§ Text provided:

────────────────

Integrate your Amazon DynamoDB table with machine learning for sentiment analysis
Amazon DynamoDB is a non-relational database that delivers reliable performance at any scale. It’s a fully managed, multi-Region, multi-active database that provides consistent single-digit millisecond latency and offers built-in security, backup and restore, and in-memory caching. DynamoDB offers a serverless and event-driven architecture, which enables you to use other AWS services to extend DynamoDB capability. DynamoDB provides this capability using Kinesis Data Streams for DynamoDB and DynamoDB Streams with AWS Lambda. When you enable DynamoDB Streams on a DynamoDB table, it captures a time-ordered sequence of item-level modifications in the table and stores this information in a change log for up to 24 hours. Downstream AWS services can access these change logs and view the data items as they appeared before and after they were modified, in near-real time, using a Lambda function. This allows the DynamoDB table to integrate functionally for additional use cases like machine learning (ML), ad hoc queries, full text search, event alerting, and more, such as the following:
- Processing DynamoDB data with Apache Hive on Amazon EMR for data warehousing use cases
- Configuring AWS credentials using Amazon Cognito to authenticate access to DynamoDB tables for mobile application
- Using Amazon API Gateway and Lambda with DynamoDB for a front-end serverless architecture
In this post, I show you how to integrate ML with Amazon DynamoDB using Amazon Comprehend to analyze sentiments on incoming product reviews.
Serverless and event-driven architecture
When you perform create, read, update, and delete (CRUD) operations on a DynamoDB table, DynamoDB Streams keep a 24-hour change log of all CRUD operations. The stream offers you four options of log attributes. For more information, see Enabling a Stream.
Lambda functions process each incoming log event, extract the necessary information required for downstream services, and invoke said services, such as in the following situations:
- A function can loop back to a DynamoDB table to create or update the aggregate item, like a summary item or average of statistics in real time.
- You can use a function to send specific attributes to Amazon OpenSearch Service for full text search use cases.
- For historical analysis or ad hoc queries, the function sends the updates to Amazon Simple Storage Service (Amazon S3) in optimized format through Amazon Kinesis Data Firehose, where you can run ad hoc queries or analytics using Amazon Athena
- You can use the recently announced option to export DynamoDB table data to Amazon S3 for the initial setup of data for analysis; however, you can’t use it for continuous read requirements. Additionally, using Kinesis Data Firehose for data export offers optimized Apache Parquet
- If you want to be updated on a specific event on the DynamoDB table like the deletion of a critical record, Lambda can notify you through Amazon Simple Notification Service (Amazon SNS).
The following diagram illustrates this event-driven architecture.
Using ML and analytics with the DynamoDB solution
You can configure Amazon review analysis and analytics by running AWS CloudFormation on your own account. This solution uses a serverless event-driven architecture with automated steps. The solution checks the sentiment on the incoming Amazon product review, creates a product review summary based on the sentiment, and keeps updates in optimized format for future ad hoc queries and analytics. The following diagram illustrates this architecture.

────────────────

§ Goal of the exercise: Could you continue the DynamoDB sentiment analysis post from where it stops?

§ Data extract:
────────────────

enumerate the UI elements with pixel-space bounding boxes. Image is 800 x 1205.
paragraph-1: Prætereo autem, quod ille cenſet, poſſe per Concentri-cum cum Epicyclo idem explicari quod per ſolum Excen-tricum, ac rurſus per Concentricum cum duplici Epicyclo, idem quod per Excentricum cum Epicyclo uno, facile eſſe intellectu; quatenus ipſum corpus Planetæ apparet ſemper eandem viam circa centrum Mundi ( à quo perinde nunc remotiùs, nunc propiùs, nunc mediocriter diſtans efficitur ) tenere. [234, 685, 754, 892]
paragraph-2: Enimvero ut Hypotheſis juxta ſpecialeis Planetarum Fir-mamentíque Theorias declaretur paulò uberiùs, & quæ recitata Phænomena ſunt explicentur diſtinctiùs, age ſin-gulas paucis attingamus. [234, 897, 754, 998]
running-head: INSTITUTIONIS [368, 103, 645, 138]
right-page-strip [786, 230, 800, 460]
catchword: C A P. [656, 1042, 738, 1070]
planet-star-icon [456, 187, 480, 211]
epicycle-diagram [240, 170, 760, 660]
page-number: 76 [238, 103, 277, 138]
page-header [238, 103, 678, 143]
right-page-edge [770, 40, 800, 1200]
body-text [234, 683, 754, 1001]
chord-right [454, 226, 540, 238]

────────────────

§ Response:
For this post, the solution uses the incoming Amazon product reviews by putting a review object in the S3 bucket in the form of JSON records. The S3 bucket publishes the
s3:ObjectCreated:put event to Lambda by invoking the Lambda function, as specified in the bucket notification configuration. Lambda is meant for quick processing, so the solution limits the size of the product review object on Amazon S3 to smaller than 5 KB.
If you want to run this solution in your account, follow these steps:
- Download the following artifacts:
- Deploy the CloudFormation Part 1 stack. Check the CloudFormation documentation for instructions.
- Once Part 1 stack deployment is complete, deploy the Part 2 stack.
- Once Part 2 stack deployment is complete, upload the sample gz file to the S3 bucket (
<stackname>-amazonreviewsbucket-*) with Server-side encryption option. Check Amazon S3 documentation for instructions.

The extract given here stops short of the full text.